* **WHAT IS ASKED**:
Reproduce all the entries exactly and keep the pictures out.

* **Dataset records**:
────
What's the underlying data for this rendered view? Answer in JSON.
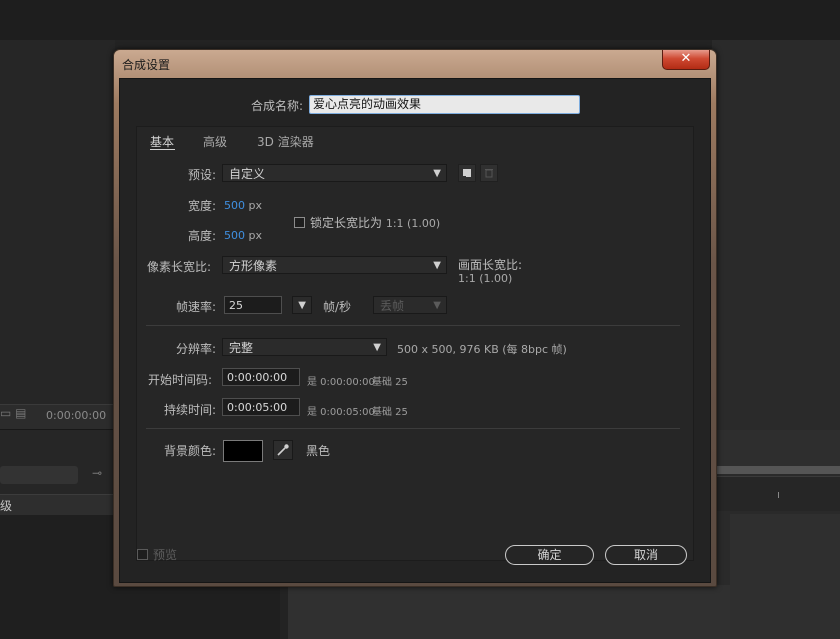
{
  "background": {
    "timecode": "0:00:00:00",
    "column_label": "级"
  },
  "dialog": {
    "title": "合成设置",
    "close_glyph": "✕",
    "comp_name_label": "合成名称:",
    "comp_name_value": "爱心点亮的动画效果",
    "tabs": [
      {
        "label": "基本",
        "active": true
      },
      {
        "label": "高级",
        "active": false
      },
      {
        "label": "3D 渲染器",
        "active": false
      }
    ],
    "preset": {
      "label": "预设:",
      "value": "自定义"
    },
    "width": {
      "label": "宽度:",
      "value": "500",
      "unit": "px"
    },
    "height": {
      "label": "高度:",
      "value": "500",
      "unit": "px"
    },
    "lock_aspect": {
      "label": "锁定长宽比为",
      "ratio": "1:1 (1.00)",
      "checked": false
    },
    "pixel_aspect": {
      "label": "像素长宽比:",
      "value": "方形像素"
    },
    "frame_aspect": {
      "label": "画面长宽比:",
      "value": "1:1 (1.00)"
    },
    "frame_rate": {
      "label": "帧速率:",
      "value": "25",
      "unit": "帧/秒",
      "drop_frame": "丢帧"
    },
    "resolution": {
      "label": "分辨率:",
      "value": "完整",
      "info": "500 x 500, 976 KB (每 8bpc 帧)"
    },
    "start_timecode": {
      "label": "开始时间码:",
      "value": "0:00:00:00",
      "equals": "是 0:00:00:00",
      "base": "基础 25"
    },
    "duration": {
      "label": "持续时间:",
      "value": "0:00:05:00",
      "equals": "是 0:00:05:00",
      "base": "基础 25"
    },
    "bg_color": {
      "label": "背景颜色:",
      "name": "黑色",
      "hex": "#000000"
    },
    "preview": {
      "label": "预览",
      "checked": false
    },
    "ok_label": "确定",
    "cancel_label": "取消"
  }
}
────
* **THE RESPONSE**:
What's the underlying data for this rendered view? Answer in JSON.
{
  "background": {
    "timecode": "0:00:00:00",
    "column_label": "级"
  },
  "dialog": {
    "title": "合成设置",
    "close_glyph": "✕",
    "comp_name_label": "合成名称:",
    "comp_name_value": "爱心点亮的动画效果",
    "tabs": [
      {
        "label": "基本",
        "active": true
      },
      {
        "label": "高级",
        "active": false
      },
      {
        "label": "3D 渲染器",
        "active": false
      }
    ],
    "preset": {
      "label": "预设:",
      "value": "自定义"
    },
    "width": {
      "label": "宽度:",
      "value": "500",
      "unit": "px"
    },
    "height": {
      "label": "高度:",
      "value": "500",
      "unit": "px"
    },
    "lock_aspect": {
      "label": "锁定长宽比为",
      "ratio": "1:1 (1.00)",
      "checked": false
    },
    "pixel_aspect": {
      "label": "像素长宽比:",
      "value": "方形像素"
    },
    "frame_aspect": {
      "label": "画面长宽比:",
      "value": "1:1 (1.00)"
    },
    "frame_rate": {
      "label": "帧速率:",
      "value": "25",
      "unit": "帧/秒",
      "drop_frame": "丢帧"
    },
    "resolution": {
      "label": "分辨率:",
      "value": "完整",
      "info": "500 x 500, 976 KB (每 8bpc 帧)"
    },
    "start_timecode": {
      "label": "开始时间码:",
      "value": "0:00:00:00",
      "equals": "是 0:00:00:00",
      "base": "基础 25"
    },
    "duration": {
      "label": "持续时间:",
      "value": "0:00:05:00",
      "equals": "是 0:00:05:00",
      "base": "基础 25"
    },
    "bg_color": {
      "label": "背景颜色:",
      "name": "黑色",
      "hex": "#000000"
    },
    "preview": {
      "label": "预览",
      "checked": false
    },
    "ok_label": "确定",
    "cancel_label": "取消"
  }
}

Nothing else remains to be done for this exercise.